The exercise ::
Copy each line of the listing below exactly.

Start of Rows

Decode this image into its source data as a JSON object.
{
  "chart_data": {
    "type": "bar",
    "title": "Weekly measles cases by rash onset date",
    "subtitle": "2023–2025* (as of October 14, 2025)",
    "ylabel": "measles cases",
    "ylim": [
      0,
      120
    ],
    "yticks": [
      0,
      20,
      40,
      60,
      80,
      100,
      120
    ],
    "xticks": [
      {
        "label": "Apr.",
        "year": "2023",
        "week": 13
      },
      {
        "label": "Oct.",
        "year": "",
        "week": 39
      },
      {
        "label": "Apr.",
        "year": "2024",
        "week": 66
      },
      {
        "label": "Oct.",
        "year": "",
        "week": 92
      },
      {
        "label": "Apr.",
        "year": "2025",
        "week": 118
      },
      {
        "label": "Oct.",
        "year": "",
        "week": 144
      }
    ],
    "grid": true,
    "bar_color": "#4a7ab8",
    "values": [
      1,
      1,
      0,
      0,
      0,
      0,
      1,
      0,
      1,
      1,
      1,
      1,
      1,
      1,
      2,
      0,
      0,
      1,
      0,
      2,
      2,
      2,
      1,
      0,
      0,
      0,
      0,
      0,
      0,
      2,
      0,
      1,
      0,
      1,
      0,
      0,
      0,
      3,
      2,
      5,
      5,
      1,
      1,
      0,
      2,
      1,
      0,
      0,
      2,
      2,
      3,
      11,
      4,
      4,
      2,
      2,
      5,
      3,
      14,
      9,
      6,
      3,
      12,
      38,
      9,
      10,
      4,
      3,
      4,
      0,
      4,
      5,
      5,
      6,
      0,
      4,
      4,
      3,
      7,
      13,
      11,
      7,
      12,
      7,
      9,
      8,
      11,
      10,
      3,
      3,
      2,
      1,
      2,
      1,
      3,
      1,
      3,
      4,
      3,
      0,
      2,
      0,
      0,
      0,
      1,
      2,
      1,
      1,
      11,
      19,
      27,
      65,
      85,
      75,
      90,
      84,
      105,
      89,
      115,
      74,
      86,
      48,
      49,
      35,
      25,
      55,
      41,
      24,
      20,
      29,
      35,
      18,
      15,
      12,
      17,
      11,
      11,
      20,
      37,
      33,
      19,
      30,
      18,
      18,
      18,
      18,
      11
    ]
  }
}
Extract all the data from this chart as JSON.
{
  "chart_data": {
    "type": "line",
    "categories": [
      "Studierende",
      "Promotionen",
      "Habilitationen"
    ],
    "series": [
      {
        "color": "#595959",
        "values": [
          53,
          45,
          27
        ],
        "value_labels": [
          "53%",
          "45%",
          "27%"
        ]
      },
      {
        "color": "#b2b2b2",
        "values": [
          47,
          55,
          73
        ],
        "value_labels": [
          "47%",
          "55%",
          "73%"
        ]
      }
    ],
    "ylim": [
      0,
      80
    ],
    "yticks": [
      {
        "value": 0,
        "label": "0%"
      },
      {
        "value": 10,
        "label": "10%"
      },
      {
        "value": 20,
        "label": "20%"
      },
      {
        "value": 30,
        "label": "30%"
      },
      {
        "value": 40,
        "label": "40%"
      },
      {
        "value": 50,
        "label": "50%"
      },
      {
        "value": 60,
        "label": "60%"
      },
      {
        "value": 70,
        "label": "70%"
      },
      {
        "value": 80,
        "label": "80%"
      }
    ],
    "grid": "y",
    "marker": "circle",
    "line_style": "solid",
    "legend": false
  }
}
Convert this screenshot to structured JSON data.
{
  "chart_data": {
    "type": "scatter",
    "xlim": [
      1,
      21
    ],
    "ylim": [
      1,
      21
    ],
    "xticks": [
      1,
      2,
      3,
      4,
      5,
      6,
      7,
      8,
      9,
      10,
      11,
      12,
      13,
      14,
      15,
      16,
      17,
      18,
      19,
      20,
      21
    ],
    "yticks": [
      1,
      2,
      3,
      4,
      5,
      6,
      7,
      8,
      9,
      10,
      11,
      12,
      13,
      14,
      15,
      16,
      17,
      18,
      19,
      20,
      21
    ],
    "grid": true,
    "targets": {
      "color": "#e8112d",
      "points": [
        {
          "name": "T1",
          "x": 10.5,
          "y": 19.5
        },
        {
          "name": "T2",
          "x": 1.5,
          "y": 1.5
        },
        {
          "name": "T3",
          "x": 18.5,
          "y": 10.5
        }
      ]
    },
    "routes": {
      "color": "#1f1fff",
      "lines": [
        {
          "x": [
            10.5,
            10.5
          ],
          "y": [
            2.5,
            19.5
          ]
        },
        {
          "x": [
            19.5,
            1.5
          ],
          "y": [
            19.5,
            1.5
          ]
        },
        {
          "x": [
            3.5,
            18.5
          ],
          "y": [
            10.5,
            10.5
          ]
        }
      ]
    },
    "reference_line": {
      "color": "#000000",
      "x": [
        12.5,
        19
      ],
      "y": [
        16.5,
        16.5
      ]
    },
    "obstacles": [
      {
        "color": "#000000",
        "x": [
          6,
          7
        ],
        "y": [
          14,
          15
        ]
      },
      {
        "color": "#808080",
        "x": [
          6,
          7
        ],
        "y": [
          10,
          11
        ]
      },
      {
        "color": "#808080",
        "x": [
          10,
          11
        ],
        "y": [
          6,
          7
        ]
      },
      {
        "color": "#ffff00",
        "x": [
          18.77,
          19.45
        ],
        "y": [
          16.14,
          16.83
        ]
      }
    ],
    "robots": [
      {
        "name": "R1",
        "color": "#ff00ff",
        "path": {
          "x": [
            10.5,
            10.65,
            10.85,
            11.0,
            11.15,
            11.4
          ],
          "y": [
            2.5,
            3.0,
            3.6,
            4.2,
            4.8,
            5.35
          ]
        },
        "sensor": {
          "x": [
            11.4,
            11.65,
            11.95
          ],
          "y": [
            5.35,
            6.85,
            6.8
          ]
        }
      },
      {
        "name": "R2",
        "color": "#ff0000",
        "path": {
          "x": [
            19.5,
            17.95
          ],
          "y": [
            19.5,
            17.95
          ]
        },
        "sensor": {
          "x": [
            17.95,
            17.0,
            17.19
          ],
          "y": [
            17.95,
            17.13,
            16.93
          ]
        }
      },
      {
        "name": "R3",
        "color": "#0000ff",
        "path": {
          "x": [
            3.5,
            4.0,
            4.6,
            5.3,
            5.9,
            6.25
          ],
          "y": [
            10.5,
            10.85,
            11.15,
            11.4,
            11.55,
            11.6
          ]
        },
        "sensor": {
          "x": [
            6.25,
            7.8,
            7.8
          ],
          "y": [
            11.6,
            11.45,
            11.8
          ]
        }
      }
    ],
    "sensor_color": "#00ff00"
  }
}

End of Rows

The reply ::
Decode this image into its source data as a JSON object.
{
  "chart_data": {
    "type": "bar",
    "title": "Weekly measles cases by rash onset date",
    "subtitle": "2023–2025* (as of October 14, 2025)",
    "ylabel": "measles cases",
    "ylim": [
      0,
      120
    ],
    "yticks": [
      0,
      20,
      40,
      60,
      80,
      100,
      120
    ],
    "xticks": [
      {
        "label": "Apr.",
        "year": "2023",
        "week": 13
      },
      {
        "label": "Oct.",
        "year": "",
        "week": 39
      },
      {
        "label": "Apr.",
        "year": "2024",
        "week": 66
      },
      {
        "label": "Oct.",
        "year": "",
        "week": 92
      },
      {
        "label": "Apr.",
        "year": "2025",
        "week": 118
      },
      {
        "label": "Oct.",
        "year": "",
        "week": 144
      }
    ],
    "grid": true,
    "bar_color": "#4a7ab8",
    "values": [
      1,
      1,
      0,
      0,
      0,
      0,
      1,
      0,
      1,
      1,
      1,
      1,
      1,
      1,
      2,
      0,
      0,
      1,
      0,
      2,
      2,
      2,
      1,
      0,
      0,
      0,
      0,
      0,
      0,
      2,
      0,
      1,
      0,
      1,
      0,
      0,
      0,
      3,
      2,
      5,
      5,
      1,
      1,
      0,
      2,
      1,
      0,
      0,
      2,
      2,
      3,
      11,
      4,
      4,
      2,
      2,
      5,
      3,
      14,
      9,
      6,
      3,
      12,
      38,
      9,
      10,
      4,
      3,
      4,
      0,
      4,
      5,
      5,
      6,
      0,
      4,
      4,
      3,
      7,
      13,
      11,
      7,
      12,
      7,
      9,
      8,
      11,
      10,
      3,
      3,
      2,
      1,
      2,
      1,
      3,
      1,
      3,
      4,
      3,
      0,
      2,
      0,
      0,
      0,
      1,
      2,
      1,
      1,
      11,
      19,
      27,
      65,
      85,
      75,
      90,
      84,
      105,
      89,
      115,
      74,
      86,
      48,
      49,
      35,
      25,
      55,
      41,
      24,
      20,
      29,
      35,
      18,
      15,
      12,
      17,
      11,
      11,
      20,
      37,
      33,
      19,
      30,
      18,
      18,
      18,
      18,
      11
    ]
  }
}
Extract all the data from this chart as JSON.
{
  "chart_data": {
    "type": "line",
    "categories": [
      "Studierende",
      "Promotionen",
      "Habilitationen"
    ],
    "series": [
      {
        "color": "#595959",
        "values": [
          53,
          45,
          27
        ],
        "value_labels": [
          "53%",
          "45%",
          "27%"
        ]
      },
      {
        "color": "#b2b2b2",
        "values": [
          47,
          55,
          73
        ],
        "value_labels": [
          "47%",
          "55%",
          "73%"
        ]
      }
    ],
    "ylim": [
      0,
      80
    ],
    "yticks": [
      {
        "value": 0,
        "label": "0%"
      },
      {
        "value": 10,
        "label": "10%"
      },
      {
        "value": 20,
        "label": "20%"
      },
      {
        "value": 30,
        "label": "30%"
      },
      {
        "value": 40,
        "label": "40%"
      },
      {
        "value": 50,
        "label": "50%"
      },
      {
        "value": 60,
        "label": "60%"
      },
      {
        "value": 70,
        "label": "70%"
      },
      {
        "value": 80,
        "label": "80%"
      }
    ],
    "grid": "y",
    "marker": "circle",
    "line_style": "solid",
    "legend": false
  }
}
Convert this screenshot to structured JSON data.
{
  "chart_data": {
    "type": "scatter",
    "xlim": [
      1,
      21
    ],
    "ylim": [
      1,
      21
    ],
    "xticks": [
      1,
      2,
      3,
      4,
      5,
      6,
      7,
      8,
      9,
      10,
      11,
      12,
      13,
      14,
      15,
      16,
      17,
      18,
      19,
      20,
      21
    ],
    "yticks": [
      1,
      2,
      3,
      4,
      5,
      6,
      7,
      8,
      9,
      10,
      11,
      12,
      13,
      14,
      15,
      16,
      17,
      18,
      19,
      20,
      21
    ],
    "grid": true,
    "targets": {
      "color": "#e8112d",
      "points": [
        {
          "name": "T1",
          "x": 10.5,
          "y": 19.5
        },
        {
          "name": "T2",
          "x": 1.5,
          "y": 1.5
        },
        {
          "name": "T3",
          "x": 18.5,
          "y": 10.5
        }
      ]
    },
    "routes": {
      "color": "#1f1fff",
      "lines": [
        {
          "x": [
            10.5,
            10.5
          ],
          "y": [
            2.5,
            19.5
          ]
        },
        {
          "x": [
            19.5,
            1.5
          ],
          "y": [
            19.5,
            1.5
          ]
        },
        {
          "x": [
            3.5,
            18.5
          ],
          "y": [
            10.5,
            10.5
          ]
        }
      ]
    },
    "reference_line": {
      "color": "#000000",
      "x": [
        12.5,
        19
      ],
      "y": [
        16.5,
        16.5
      ]
    },
    "obstacles": [
      {
        "color": "#000000",
        "x": [
          6,
          7
        ],
        "y": [
          14,
          15
        ]
      },
      {
        "color": "#808080",
        "x": [
          6,
          7
        ],
        "y": [
          10,
          11
        ]
      },
      {
        "color": "#808080",
        "x": [
          10,
          11
        ],
        "y": [
          6,
          7
        ]
      },
      {
        "color": "#ffff00",
        "x": [
          18.77,
          19.45
        ],
        "y": [
          16.14,
          16.83
        ]
      }
    ],
    "robots": [
      {
        "name": "R1",
        "color": "#ff00ff",
        "path": {
          "x": [
            10.5,
            10.65,
            10.85,
            11.0,
            11.15,
            11.4
          ],
          "y": [
            2.5,
            3.0,
            3.6,
            4.2,
            4.8,
            5.35
          ]
        },
        "sensor": {
          "x": [
            11.4,
            11.65,
            11.95
          ],
          "y": [
            5.35,
            6.85,
            6.8
          ]
        }
      },
      {
        "name": "R2",
        "color": "#ff0000",
        "path": {
          "x": [
            19.5,
            17.95
          ],
          "y": [
            19.5,
            17.95
          ]
        },
        "sensor": {
          "x": [
            17.95,
            17.0,
            17.19
          ],
          "y": [
            17.95,
            17.13,
            16.93
          ]
        }
      },
      {
        "name": "R3",
        "color": "#0000ff",
        "path": {
          "x": [
            3.5,
            4.0,
            4.6,
            5.3,
            5.9,
            6.25
          ],
          "y": [
            10.5,
            10.85,
            11.15,
            11.4,
            11.55,
            11.6
          ]
        },
        "sensor": {
          "x": [
            6.25,
            7.8,
            7.8
          ],
          "y": [
            11.6,
            11.45,
            11.8
          ]
        }
      }
    ],
    "sensor_color": "#00ff00"
  }
}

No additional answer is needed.